**Annotated listings of elements:**
● ● ● ● ●
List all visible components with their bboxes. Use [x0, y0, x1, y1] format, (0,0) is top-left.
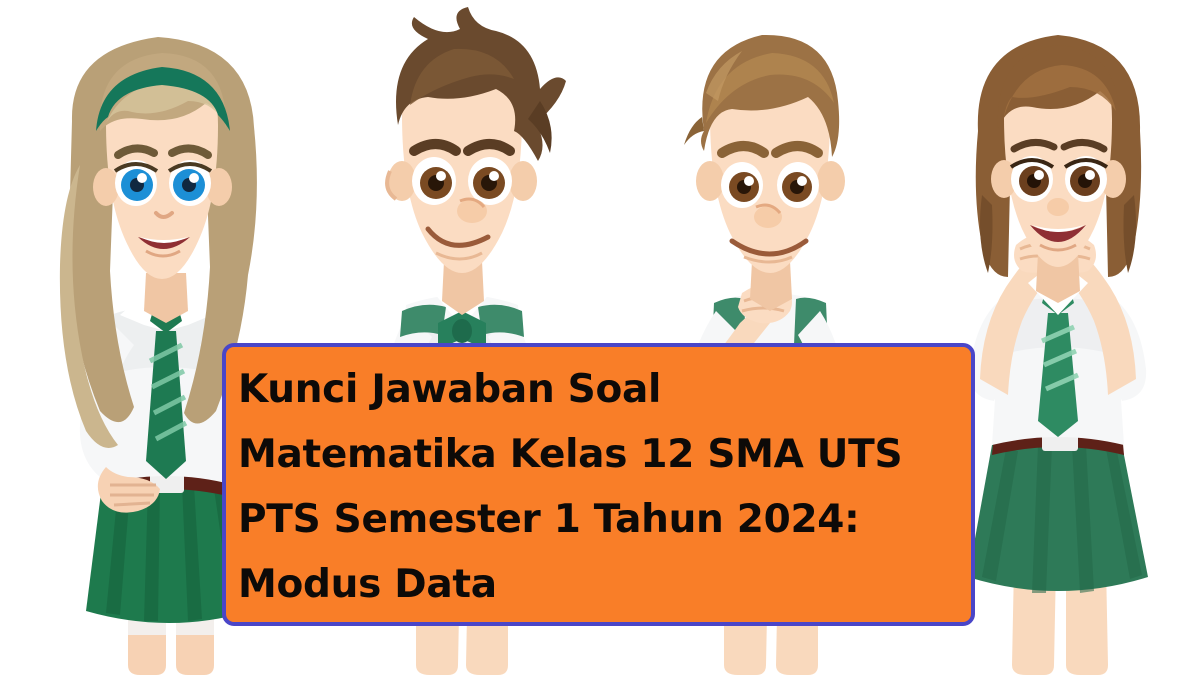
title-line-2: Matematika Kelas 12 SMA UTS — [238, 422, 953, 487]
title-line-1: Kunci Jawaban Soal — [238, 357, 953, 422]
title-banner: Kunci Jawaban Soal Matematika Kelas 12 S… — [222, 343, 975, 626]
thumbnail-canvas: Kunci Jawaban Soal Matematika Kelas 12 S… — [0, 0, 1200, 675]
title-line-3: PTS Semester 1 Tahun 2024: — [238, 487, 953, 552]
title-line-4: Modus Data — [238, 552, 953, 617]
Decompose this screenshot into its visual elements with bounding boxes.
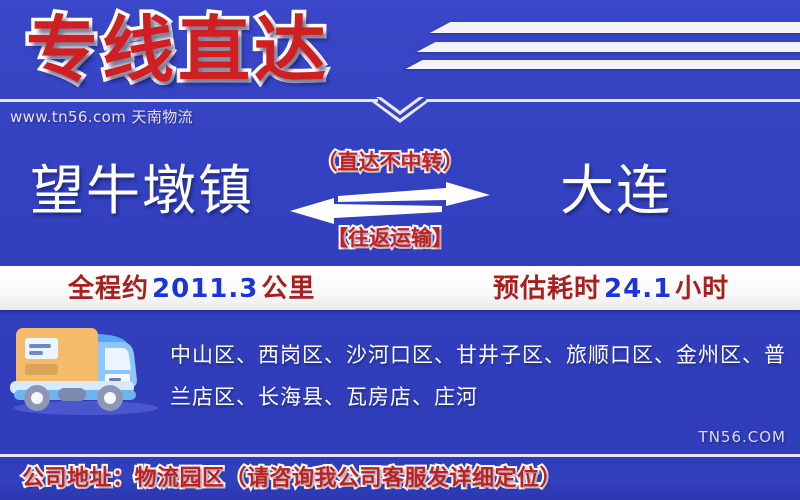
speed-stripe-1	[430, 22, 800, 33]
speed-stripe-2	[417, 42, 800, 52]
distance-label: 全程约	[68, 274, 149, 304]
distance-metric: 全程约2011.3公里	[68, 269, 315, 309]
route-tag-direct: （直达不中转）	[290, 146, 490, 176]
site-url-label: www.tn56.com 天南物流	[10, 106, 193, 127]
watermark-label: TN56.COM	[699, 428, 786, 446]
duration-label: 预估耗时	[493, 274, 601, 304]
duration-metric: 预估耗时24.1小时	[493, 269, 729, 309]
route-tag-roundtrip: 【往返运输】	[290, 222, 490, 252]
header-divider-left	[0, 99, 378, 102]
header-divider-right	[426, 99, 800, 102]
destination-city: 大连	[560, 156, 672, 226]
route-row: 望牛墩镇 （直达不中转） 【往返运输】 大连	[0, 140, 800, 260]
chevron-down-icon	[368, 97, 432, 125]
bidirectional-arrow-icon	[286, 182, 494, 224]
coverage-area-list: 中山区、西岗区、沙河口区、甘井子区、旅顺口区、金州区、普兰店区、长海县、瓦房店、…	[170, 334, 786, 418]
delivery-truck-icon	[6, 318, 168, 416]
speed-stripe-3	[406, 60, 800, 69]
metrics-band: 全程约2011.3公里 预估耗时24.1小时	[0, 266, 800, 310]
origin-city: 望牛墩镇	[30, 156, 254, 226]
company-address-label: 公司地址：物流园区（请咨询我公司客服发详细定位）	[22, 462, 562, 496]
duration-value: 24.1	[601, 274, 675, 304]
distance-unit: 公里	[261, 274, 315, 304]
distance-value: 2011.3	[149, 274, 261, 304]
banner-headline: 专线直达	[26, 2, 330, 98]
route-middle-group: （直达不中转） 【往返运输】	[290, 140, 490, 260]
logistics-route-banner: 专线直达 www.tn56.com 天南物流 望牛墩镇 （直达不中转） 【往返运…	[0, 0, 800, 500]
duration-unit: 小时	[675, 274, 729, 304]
● ● ● ● ●
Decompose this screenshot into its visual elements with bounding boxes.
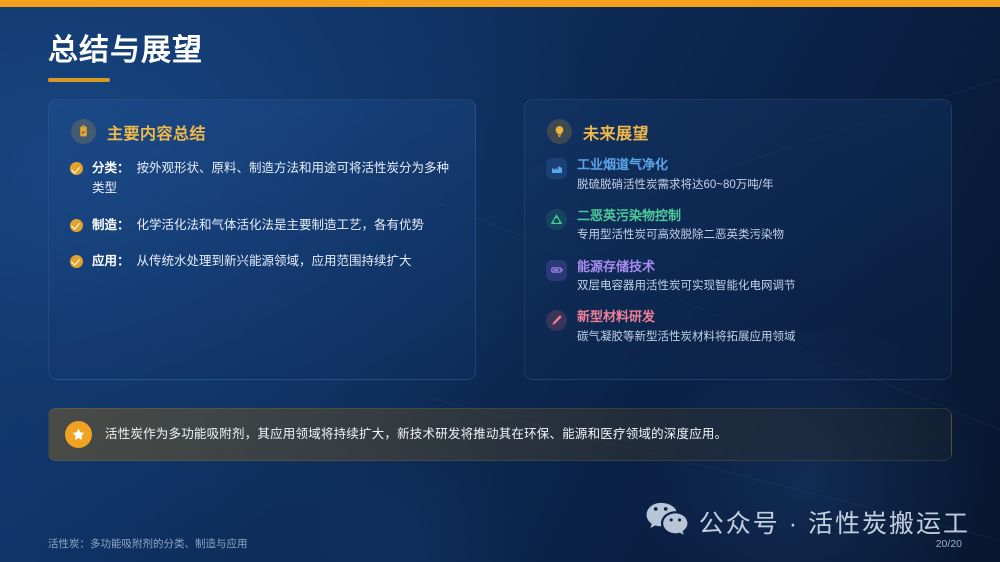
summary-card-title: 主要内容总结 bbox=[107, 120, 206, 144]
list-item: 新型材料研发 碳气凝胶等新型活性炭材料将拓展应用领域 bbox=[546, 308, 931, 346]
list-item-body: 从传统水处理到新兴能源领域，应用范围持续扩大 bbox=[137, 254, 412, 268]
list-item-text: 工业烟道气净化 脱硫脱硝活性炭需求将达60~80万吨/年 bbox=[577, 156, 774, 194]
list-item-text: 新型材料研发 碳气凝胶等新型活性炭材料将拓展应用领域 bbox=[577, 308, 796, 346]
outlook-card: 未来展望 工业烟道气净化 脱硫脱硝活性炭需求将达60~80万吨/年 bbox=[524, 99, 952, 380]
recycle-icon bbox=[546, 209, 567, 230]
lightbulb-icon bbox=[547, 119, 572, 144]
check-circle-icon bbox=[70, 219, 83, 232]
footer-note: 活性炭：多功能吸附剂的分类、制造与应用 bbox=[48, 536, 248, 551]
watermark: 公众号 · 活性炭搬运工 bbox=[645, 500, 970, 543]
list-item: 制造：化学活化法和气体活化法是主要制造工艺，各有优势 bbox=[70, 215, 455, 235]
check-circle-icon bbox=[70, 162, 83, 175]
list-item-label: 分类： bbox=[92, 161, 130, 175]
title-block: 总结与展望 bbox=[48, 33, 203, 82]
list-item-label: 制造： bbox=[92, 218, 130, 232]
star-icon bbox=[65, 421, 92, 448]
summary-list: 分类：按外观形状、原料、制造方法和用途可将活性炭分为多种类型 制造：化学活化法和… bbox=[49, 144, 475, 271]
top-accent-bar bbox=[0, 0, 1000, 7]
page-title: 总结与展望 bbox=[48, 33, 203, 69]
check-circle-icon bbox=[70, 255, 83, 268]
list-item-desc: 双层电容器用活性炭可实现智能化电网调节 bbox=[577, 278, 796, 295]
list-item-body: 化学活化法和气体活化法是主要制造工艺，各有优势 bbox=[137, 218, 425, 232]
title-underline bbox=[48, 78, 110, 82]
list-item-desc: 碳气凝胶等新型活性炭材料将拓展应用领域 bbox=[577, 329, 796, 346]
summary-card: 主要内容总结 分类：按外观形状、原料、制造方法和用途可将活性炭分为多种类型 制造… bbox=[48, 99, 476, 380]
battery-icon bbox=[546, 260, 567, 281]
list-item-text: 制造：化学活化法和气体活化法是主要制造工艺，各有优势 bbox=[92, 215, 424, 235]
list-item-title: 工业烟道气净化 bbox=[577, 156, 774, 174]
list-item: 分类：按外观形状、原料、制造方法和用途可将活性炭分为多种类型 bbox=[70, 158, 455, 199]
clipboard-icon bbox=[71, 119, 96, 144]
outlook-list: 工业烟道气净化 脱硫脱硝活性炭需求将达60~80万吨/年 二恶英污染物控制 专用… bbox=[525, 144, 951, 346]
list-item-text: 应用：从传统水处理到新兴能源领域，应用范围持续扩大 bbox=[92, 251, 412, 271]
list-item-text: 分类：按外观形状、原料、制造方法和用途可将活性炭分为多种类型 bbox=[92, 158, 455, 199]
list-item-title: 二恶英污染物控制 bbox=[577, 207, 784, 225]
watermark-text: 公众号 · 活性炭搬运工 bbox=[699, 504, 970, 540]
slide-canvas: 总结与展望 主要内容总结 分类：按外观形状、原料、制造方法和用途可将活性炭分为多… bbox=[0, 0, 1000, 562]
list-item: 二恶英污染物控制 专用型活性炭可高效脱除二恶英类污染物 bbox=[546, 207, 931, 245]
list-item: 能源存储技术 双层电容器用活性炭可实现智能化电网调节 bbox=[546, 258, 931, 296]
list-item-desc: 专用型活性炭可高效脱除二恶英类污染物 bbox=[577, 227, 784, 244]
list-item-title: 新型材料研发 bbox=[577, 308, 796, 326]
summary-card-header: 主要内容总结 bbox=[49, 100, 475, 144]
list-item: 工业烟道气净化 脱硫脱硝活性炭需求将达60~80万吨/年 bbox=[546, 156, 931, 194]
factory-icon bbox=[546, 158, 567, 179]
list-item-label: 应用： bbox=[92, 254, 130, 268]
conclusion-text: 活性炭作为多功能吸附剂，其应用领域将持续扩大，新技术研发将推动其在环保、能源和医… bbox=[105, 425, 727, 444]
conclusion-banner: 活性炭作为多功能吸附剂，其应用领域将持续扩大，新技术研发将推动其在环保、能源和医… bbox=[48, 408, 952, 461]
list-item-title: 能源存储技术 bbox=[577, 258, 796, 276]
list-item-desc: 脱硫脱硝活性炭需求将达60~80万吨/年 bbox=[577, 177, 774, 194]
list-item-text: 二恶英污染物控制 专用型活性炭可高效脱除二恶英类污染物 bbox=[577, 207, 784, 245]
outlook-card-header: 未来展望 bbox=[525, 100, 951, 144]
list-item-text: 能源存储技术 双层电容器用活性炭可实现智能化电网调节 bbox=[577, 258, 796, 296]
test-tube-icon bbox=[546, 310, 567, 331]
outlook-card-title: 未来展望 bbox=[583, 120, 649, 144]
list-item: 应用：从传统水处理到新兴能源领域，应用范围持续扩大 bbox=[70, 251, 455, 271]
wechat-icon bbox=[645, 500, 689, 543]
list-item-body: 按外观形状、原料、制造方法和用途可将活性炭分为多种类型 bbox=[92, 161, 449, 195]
● ● ● ● ●
**DO THIS:** Locate every row above that contains the string "summary", and copy each of those rows in full.

**OUTPUT BELOW:**
summary-card-title: 主要内容总结 bbox=[107, 120, 206, 144]
summary-list: 分类：按外观形状、原料、制造方法和用途可将活性炭分为多种类型 制造：化学活化法和… bbox=[49, 144, 475, 271]
summary-card: 主要内容总结 分类：按外观形状、原料、制造方法和用途可将活性炭分为多种类型 制造… bbox=[48, 99, 476, 380]
summary-card-header: 主要内容总结 bbox=[49, 100, 475, 144]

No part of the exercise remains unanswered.